TASK BRIEF: Copy every line of the following data that includes the string "JSON".

Lines of data
* Start *
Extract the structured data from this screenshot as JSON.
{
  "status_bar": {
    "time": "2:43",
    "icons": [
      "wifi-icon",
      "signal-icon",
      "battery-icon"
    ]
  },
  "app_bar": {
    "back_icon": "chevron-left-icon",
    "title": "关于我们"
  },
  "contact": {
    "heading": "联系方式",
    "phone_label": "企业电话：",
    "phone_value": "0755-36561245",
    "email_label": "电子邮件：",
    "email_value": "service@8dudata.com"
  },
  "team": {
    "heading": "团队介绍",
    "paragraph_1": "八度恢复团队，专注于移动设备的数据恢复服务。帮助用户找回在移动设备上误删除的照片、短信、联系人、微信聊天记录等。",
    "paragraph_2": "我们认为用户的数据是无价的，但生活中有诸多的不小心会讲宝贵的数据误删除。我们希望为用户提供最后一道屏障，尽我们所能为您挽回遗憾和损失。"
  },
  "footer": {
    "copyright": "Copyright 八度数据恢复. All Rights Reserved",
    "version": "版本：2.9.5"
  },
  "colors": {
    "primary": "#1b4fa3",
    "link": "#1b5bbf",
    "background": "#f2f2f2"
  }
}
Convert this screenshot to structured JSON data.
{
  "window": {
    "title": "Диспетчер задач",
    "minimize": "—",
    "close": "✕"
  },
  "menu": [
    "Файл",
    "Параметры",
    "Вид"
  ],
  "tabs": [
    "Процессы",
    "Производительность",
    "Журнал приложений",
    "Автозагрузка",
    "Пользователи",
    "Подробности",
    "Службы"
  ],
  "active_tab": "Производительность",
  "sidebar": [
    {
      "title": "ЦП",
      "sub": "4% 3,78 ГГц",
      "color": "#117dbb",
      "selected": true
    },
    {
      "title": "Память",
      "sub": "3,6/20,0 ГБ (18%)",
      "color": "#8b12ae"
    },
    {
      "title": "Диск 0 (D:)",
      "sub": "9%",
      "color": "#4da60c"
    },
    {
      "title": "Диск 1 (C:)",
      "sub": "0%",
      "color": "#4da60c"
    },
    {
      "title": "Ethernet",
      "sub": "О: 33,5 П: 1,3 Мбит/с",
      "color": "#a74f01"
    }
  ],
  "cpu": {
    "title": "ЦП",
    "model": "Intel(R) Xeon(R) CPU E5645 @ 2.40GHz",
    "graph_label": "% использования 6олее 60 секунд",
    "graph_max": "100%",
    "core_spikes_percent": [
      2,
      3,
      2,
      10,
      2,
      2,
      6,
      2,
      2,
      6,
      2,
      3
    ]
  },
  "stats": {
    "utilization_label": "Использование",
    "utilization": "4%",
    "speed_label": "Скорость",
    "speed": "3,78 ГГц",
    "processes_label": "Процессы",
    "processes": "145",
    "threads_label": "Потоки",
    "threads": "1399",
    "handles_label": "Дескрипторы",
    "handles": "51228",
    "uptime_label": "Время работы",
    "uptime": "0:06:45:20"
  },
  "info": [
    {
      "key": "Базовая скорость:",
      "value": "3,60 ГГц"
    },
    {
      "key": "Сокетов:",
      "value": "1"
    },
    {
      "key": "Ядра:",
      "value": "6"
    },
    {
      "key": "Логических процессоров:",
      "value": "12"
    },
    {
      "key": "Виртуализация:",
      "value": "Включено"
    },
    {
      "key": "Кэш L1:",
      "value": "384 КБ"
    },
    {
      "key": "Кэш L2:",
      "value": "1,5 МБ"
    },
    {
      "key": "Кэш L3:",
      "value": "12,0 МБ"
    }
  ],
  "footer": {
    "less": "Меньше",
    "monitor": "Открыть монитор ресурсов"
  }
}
* End *
RESULT OF THE EXERCISE:
Extract the structured data from this screenshot as JSON.
Convert this screenshot to structured JSON data.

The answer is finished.